▶ _Instructions to follow_
Identify each line in the records below that contains the word "data", and copy it.
○ ○ ○
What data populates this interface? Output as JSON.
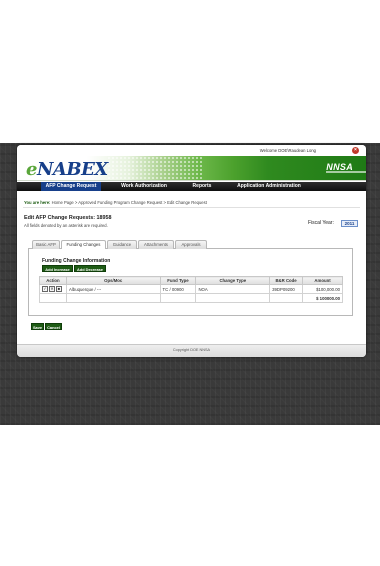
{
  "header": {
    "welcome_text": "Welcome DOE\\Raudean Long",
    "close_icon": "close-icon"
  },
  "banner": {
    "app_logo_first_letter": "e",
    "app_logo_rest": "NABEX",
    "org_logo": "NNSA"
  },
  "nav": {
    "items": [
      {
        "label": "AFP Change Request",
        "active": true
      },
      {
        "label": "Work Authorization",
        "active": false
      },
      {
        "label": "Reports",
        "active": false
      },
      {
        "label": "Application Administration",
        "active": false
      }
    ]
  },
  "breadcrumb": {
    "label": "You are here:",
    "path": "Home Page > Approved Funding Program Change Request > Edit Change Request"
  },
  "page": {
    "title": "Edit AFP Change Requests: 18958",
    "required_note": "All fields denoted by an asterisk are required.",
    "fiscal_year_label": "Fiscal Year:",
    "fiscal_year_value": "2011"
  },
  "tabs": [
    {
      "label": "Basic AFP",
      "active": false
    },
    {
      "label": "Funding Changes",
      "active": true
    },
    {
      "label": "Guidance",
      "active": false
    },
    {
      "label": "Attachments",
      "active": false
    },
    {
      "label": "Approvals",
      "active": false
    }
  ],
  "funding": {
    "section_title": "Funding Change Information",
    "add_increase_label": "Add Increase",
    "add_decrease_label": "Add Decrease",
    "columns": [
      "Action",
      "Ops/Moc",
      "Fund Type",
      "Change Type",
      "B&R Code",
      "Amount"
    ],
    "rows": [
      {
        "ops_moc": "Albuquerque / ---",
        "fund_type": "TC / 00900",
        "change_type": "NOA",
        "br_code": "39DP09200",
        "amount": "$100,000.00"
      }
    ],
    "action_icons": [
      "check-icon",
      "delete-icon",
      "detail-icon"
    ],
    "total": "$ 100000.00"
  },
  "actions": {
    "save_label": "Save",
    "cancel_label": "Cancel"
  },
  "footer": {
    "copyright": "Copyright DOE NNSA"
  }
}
○ ○ ○
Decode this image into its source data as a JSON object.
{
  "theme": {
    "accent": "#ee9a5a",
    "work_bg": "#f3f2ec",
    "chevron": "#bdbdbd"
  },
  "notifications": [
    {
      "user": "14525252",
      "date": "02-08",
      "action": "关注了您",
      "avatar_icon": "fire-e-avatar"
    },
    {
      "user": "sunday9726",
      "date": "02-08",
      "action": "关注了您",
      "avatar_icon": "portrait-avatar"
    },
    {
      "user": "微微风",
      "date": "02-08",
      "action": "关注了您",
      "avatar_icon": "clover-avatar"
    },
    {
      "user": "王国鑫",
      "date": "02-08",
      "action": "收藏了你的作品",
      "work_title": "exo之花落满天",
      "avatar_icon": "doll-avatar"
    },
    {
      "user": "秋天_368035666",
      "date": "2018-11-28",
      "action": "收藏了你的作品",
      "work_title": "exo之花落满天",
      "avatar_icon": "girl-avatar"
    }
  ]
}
○ ○ ○
▶ _Solution for this exercise_
What data populates this interface? Output as JSON.
Decode this image into its source data as a JSON object.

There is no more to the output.